* START *
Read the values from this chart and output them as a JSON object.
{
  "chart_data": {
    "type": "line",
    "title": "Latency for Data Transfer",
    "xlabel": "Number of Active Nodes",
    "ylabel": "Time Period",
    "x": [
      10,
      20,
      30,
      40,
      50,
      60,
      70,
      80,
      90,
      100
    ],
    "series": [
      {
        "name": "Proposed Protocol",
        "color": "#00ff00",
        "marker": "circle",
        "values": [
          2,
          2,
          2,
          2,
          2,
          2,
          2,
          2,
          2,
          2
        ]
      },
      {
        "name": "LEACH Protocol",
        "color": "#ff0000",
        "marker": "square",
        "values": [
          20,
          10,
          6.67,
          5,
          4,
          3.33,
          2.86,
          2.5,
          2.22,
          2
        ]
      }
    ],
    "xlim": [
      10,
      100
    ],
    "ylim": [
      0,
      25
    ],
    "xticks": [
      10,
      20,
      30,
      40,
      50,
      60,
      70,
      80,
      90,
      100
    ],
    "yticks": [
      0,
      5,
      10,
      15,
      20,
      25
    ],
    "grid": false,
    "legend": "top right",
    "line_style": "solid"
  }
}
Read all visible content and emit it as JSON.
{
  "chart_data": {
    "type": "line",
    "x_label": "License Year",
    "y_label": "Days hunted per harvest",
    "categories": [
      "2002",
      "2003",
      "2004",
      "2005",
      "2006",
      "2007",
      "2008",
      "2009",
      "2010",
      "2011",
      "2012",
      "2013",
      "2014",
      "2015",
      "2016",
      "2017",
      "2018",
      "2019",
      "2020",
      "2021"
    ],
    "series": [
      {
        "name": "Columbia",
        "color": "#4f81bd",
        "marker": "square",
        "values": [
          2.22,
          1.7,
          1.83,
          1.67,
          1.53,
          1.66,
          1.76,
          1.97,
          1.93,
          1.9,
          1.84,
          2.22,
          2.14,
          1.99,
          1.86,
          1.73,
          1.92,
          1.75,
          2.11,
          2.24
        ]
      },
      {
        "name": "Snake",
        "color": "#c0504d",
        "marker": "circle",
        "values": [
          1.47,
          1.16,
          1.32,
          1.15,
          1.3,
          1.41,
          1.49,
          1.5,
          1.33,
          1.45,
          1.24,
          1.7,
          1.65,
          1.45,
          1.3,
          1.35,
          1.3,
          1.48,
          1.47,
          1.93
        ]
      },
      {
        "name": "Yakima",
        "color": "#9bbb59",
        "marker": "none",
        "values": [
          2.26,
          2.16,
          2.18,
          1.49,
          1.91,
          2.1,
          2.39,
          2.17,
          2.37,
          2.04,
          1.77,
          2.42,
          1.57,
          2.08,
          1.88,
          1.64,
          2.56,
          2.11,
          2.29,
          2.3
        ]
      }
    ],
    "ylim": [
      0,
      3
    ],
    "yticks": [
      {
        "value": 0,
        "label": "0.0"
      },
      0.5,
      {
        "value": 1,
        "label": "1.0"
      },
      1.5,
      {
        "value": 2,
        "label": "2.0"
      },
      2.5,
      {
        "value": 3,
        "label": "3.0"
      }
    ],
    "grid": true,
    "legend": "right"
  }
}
* END *
| THE PROBLEM |
Set every line of the listing down word for word.

| RESPONSE TO THIS TASK |
Read the values from this chart and output them as a JSON object.
{
  "chart_data": {
    "type": "line",
    "title": "Latency for Data Transfer",
    "xlabel": "Number of Active Nodes",
    "ylabel": "Time Period",
    "x": [
      10,
      20,
      30,
      40,
      50,
      60,
      70,
      80,
      90,
      100
    ],
    "series": [
      {
        "name": "Proposed Protocol",
        "color": "#00ff00",
        "marker": "circle",
        "values": [
          2,
          2,
          2,
          2,
          2,
          2,
          2,
          2,
          2,
          2
        ]
      },
      {
        "name": "LEACH Protocol",
        "color": "#ff0000",
        "marker": "square",
        "values": [
          20,
          10,
          6.67,
          5,
          4,
          3.33,
          2.86,
          2.5,
          2.22,
          2
        ]
      }
    ],
    "xlim": [
      10,
      100
    ],
    "ylim": [
      0,
      25
    ],
    "xticks": [
      10,
      20,
      30,
      40,
      50,
      60,
      70,
      80,
      90,
      100
    ],
    "yticks": [
      0,
      5,
      10,
      15,
      20,
      25
    ],
    "grid": false,
    "legend": "top right",
    "line_style": "solid"
  }
}
Read all visible content and emit it as JSON.
{
  "chart_data": {
    "type": "line",
    "x_label": "License Year",
    "y_label": "Days hunted per harvest",
    "categories": [
      "2002",
      "2003",
      "2004",
      "2005",
      "2006",
      "2007",
      "2008",
      "2009",
      "2010",
      "2011",
      "2012",
      "2013",
      "2014",
      "2015",
      "2016",
      "2017",
      "2018",
      "2019",
      "2020",
      "2021"
    ],
    "series": [
      {
        "name": "Columbia",
        "color": "#4f81bd",
        "marker": "square",
        "values": [
          2.22,
          1.7,
          1.83,
          1.67,
          1.53,
          1.66,
          1.76,
          1.97,
          1.93,
          1.9,
          1.84,
          2.22,
          2.14,
          1.99,
          1.86,
          1.73,
          1.92,
          1.75,
          2.11,
          2.24
        ]
      },
      {
        "name": "Snake",
        "color": "#c0504d",
        "marker": "circle",
        "values": [
          1.47,
          1.16,
          1.32,
          1.15,
          1.3,
          1.41,
          1.49,
          1.5,
          1.33,
          1.45,
          1.24,
          1.7,
          1.65,
          1.45,
          1.3,
          1.35,
          1.3,
          1.48,
          1.47,
          1.93
        ]
      },
      {
        "name": "Yakima",
        "color": "#9bbb59",
        "marker": "none",
        "values": [
          2.26,
          2.16,
          2.18,
          1.49,
          1.91,
          2.1,
          2.39,
          2.17,
          2.37,
          2.04,
          1.77,
          2.42,
          1.57,
          2.08,
          1.88,
          1.64,
          2.56,
          2.11,
          2.29,
          2.3
        ]
      }
    ],
    "ylim": [
      0,
      3
    ],
    "yticks": [
      {
        "value": 0,
        "label": "0.0"
      },
      0.5,
      {
        "value": 1,
        "label": "1.0"
      },
      1.5,
      {
        "value": 2,
        "label": "2.0"
      },
      2.5,
      {
        "value": 3,
        "label": "3.0"
      }
    ],
    "grid": true,
    "legend": "right"
  }
}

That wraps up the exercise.